| TASK REQUIREMENTS |
Using the data below, repeat all of it precisely.
>> Begin DATASET EXCERPTS
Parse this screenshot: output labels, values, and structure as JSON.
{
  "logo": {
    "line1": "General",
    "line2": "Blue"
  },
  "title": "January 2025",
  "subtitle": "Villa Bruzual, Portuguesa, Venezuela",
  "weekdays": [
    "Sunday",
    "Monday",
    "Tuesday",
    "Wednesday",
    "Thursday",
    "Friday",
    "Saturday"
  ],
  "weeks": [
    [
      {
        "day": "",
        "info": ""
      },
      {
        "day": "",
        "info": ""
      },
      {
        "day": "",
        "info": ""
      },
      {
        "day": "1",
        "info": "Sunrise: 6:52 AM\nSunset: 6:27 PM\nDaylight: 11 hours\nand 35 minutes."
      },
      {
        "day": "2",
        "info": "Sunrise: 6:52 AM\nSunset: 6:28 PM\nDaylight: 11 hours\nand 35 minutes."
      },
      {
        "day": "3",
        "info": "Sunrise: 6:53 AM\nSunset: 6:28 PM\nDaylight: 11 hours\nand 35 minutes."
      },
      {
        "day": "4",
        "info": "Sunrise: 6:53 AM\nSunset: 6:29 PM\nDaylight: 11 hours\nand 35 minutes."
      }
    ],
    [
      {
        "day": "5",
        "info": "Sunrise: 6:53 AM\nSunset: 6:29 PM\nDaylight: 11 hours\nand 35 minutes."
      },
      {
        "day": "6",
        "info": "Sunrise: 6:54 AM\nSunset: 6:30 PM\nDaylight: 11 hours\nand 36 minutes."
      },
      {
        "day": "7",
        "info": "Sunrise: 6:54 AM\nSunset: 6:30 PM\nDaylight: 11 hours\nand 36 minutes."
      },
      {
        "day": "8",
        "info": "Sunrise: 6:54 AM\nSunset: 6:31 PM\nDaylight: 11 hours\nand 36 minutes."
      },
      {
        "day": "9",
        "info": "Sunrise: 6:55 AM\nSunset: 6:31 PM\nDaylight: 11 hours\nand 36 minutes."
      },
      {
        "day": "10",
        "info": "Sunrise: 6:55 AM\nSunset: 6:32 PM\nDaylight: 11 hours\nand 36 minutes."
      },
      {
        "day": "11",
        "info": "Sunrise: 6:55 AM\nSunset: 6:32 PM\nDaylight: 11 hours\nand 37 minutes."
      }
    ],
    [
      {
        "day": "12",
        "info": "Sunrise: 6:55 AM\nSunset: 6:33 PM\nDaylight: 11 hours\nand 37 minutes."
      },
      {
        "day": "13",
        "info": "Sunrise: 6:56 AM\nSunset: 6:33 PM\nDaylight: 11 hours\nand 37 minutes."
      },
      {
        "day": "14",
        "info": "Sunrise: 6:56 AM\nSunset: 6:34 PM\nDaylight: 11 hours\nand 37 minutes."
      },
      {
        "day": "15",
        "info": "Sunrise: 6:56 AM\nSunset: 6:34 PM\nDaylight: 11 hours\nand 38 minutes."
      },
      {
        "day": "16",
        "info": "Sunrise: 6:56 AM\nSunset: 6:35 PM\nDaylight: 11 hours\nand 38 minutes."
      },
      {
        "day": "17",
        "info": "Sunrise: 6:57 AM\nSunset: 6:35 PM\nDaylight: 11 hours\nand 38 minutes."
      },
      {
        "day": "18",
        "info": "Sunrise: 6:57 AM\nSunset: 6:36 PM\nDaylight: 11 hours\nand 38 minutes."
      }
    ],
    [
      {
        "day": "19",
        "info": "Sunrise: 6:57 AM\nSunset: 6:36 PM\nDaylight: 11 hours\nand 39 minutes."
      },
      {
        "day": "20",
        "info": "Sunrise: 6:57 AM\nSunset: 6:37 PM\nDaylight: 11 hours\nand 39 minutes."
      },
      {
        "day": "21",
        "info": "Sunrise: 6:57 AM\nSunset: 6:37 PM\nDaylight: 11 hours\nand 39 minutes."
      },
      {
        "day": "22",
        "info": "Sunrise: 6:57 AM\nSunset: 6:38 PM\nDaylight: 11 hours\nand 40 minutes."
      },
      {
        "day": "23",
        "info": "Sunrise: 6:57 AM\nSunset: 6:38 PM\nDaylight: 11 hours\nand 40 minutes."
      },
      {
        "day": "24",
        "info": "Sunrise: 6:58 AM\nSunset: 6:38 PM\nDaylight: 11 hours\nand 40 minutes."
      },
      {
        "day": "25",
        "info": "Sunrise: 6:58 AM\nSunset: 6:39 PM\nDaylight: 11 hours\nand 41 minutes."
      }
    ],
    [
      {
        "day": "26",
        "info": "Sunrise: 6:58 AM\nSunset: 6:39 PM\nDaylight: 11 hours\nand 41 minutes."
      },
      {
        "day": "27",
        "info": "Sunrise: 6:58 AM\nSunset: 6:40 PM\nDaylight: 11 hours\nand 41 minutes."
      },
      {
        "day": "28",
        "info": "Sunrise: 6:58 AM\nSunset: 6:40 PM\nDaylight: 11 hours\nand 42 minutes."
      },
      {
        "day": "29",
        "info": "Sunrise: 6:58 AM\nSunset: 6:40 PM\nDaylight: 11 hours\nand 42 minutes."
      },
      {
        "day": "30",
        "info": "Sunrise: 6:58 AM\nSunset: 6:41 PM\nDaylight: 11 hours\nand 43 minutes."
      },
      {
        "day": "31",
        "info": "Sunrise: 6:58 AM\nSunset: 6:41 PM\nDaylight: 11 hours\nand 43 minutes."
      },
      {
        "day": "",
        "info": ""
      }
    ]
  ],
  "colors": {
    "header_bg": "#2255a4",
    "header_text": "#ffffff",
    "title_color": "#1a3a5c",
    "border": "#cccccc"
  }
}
>> End DATASET EXCERPTS
| RESPONSE TO THE TASK |
Parse this screenshot: output labels, values, and structure as JSON.
{
  "logo": {
    "line1": "General",
    "line2": "Blue"
  },
  "title": "January 2025",
  "subtitle": "Villa Bruzual, Portuguesa, Venezuela",
  "weekdays": [
    "Sunday",
    "Monday",
    "Tuesday",
    "Wednesday",
    "Thursday",
    "Friday",
    "Saturday"
  ],
  "weeks": [
    [
      {
        "day": "",
        "info": ""
      },
      {
        "day": "",
        "info": ""
      },
      {
        "day": "",
        "info": ""
      },
      {
        "day": "1",
        "info": "Sunrise: 6:52 AM\nSunset: 6:27 PM\nDaylight: 11 hours\nand 35 minutes."
      },
      {
        "day": "2",
        "info": "Sunrise: 6:52 AM\nSunset: 6:28 PM\nDaylight: 11 hours\nand 35 minutes."
      },
      {
        "day": "3",
        "info": "Sunrise: 6:53 AM\nSunset: 6:28 PM\nDaylight: 11 hours\nand 35 minutes."
      },
      {
        "day": "4",
        "info": "Sunrise: 6:53 AM\nSunset: 6:29 PM\nDaylight: 11 hours\nand 35 minutes."
      }
    ],
    [
      {
        "day": "5",
        "info": "Sunrise: 6:53 AM\nSunset: 6:29 PM\nDaylight: 11 hours\nand 35 minutes."
      },
      {
        "day": "6",
        "info": "Sunrise: 6:54 AM\nSunset: 6:30 PM\nDaylight: 11 hours\nand 36 minutes."
      },
      {
        "day": "7",
        "info": "Sunrise: 6:54 AM\nSunset: 6:30 PM\nDaylight: 11 hours\nand 36 minutes."
      },
      {
        "day": "8",
        "info": "Sunrise: 6:54 AM\nSunset: 6:31 PM\nDaylight: 11 hours\nand 36 minutes."
      },
      {
        "day": "9",
        "info": "Sunrise: 6:55 AM\nSunset: 6:31 PM\nDaylight: 11 hours\nand 36 minutes."
      },
      {
        "day": "10",
        "info": "Sunrise: 6:55 AM\nSunset: 6:32 PM\nDaylight: 11 hours\nand 36 minutes."
      },
      {
        "day": "11",
        "info": "Sunrise: 6:55 AM\nSunset: 6:32 PM\nDaylight: 11 hours\nand 37 minutes."
      }
    ],
    [
      {
        "day": "12",
        "info": "Sunrise: 6:55 AM\nSunset: 6:33 PM\nDaylight: 11 hours\nand 37 minutes."
      },
      {
        "day": "13",
        "info": "Sunrise: 6:56 AM\nSunset: 6:33 PM\nDaylight: 11 hours\nand 37 minutes."
      },
      {
        "day": "14",
        "info": "Sunrise: 6:56 AM\nSunset: 6:34 PM\nDaylight: 11 hours\nand 37 minutes."
      },
      {
        "day": "15",
        "info": "Sunrise: 6:56 AM\nSunset: 6:34 PM\nDaylight: 11 hours\nand 38 minutes."
      },
      {
        "day": "16",
        "info": "Sunrise: 6:56 AM\nSunset: 6:35 PM\nDaylight: 11 hours\nand 38 minutes."
      },
      {
        "day": "17",
        "info": "Sunrise: 6:57 AM\nSunset: 6:35 PM\nDaylight: 11 hours\nand 38 minutes."
      },
      {
        "day": "18",
        "info": "Sunrise: 6:57 AM\nSunset: 6:36 PM\nDaylight: 11 hours\nand 38 minutes."
      }
    ],
    [
      {
        "day": "19",
        "info": "Sunrise: 6:57 AM\nSunset: 6:36 PM\nDaylight: 11 hours\nand 39 minutes."
      },
      {
        "day": "20",
        "info": "Sunrise: 6:57 AM\nSunset: 6:37 PM\nDaylight: 11 hours\nand 39 minutes."
      },
      {
        "day": "21",
        "info": "Sunrise: 6:57 AM\nSunset: 6:37 PM\nDaylight: 11 hours\nand 39 minutes."
      },
      {
        "day": "22",
        "info": "Sunrise: 6:57 AM\nSunset: 6:38 PM\nDaylight: 11 hours\nand 40 minutes."
      },
      {
        "day": "23",
        "info": "Sunrise: 6:57 AM\nSunset: 6:38 PM\nDaylight: 11 hours\nand 40 minutes."
      },
      {
        "day": "24",
        "info": "Sunrise: 6:58 AM\nSunset: 6:38 PM\nDaylight: 11 hours\nand 40 minutes."
      },
      {
        "day": "25",
        "info": "Sunrise: 6:58 AM\nSunset: 6:39 PM\nDaylight: 11 hours\nand 41 minutes."
      }
    ],
    [
      {
        "day": "26",
        "info": "Sunrise: 6:58 AM\nSunset: 6:39 PM\nDaylight: 11 hours\nand 41 minutes."
      },
      {
        "day": "27",
        "info": "Sunrise: 6:58 AM\nSunset: 6:40 PM\nDaylight: 11 hours\nand 41 minutes."
      },
      {
        "day": "28",
        "info": "Sunrise: 6:58 AM\nSunset: 6:40 PM\nDaylight: 11 hours\nand 42 minutes."
      },
      {
        "day": "29",
        "info": "Sunrise: 6:58 AM\nSunset: 6:40 PM\nDaylight: 11 hours\nand 42 minutes."
      },
      {
        "day": "30",
        "info": "Sunrise: 6:58 AM\nSunset: 6:41 PM\nDaylight: 11 hours\nand 43 minutes."
      },
      {
        "day": "31",
        "info": "Sunrise: 6:58 AM\nSunset: 6:41 PM\nDaylight: 11 hours\nand 43 minutes."
      },
      {
        "day": "",
        "info": ""
      }
    ]
  ],
  "colors": {
    "header_bg": "#2255a4",
    "header_text": "#ffffff",
    "title_color": "#1a3a5c",
    "border": "#cccccc"
  }
}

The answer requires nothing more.